__Dataset records__
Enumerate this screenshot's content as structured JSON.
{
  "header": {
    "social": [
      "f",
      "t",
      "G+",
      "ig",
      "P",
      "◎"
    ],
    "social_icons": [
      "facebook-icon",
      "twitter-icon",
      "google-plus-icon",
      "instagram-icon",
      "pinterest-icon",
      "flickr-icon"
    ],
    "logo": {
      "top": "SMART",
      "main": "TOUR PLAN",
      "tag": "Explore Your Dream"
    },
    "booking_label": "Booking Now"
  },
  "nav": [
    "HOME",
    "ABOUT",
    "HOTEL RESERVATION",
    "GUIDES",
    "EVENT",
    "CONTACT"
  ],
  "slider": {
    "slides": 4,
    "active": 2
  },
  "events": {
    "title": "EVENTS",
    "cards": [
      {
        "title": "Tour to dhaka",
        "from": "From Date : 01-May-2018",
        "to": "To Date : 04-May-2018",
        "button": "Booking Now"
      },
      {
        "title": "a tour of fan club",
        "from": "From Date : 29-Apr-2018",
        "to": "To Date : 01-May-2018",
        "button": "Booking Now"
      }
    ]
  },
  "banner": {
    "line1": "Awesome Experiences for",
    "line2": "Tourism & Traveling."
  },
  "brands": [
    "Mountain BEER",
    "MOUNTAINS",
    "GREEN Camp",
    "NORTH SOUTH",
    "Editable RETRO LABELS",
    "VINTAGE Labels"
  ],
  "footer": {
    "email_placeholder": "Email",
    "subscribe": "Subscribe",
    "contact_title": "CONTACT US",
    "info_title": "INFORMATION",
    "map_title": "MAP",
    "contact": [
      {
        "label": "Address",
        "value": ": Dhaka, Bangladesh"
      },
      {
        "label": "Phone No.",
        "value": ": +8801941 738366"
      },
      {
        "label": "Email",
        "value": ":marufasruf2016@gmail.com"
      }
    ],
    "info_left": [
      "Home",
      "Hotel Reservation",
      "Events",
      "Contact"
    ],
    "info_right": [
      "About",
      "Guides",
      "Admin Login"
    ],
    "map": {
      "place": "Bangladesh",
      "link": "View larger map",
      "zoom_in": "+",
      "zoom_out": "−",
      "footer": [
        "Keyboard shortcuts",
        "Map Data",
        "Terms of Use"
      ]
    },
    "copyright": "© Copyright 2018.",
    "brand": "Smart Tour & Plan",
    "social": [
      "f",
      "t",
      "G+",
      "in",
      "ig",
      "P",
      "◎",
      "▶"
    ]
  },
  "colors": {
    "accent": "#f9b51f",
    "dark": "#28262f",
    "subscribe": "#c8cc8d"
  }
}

__Required work__
Look through the material above. Copy each line where the word "Bangladesh" appears.

__Answer to the problem__
        "value": ": Dhaka, Bangladesh"
      "place": "Bangladesh",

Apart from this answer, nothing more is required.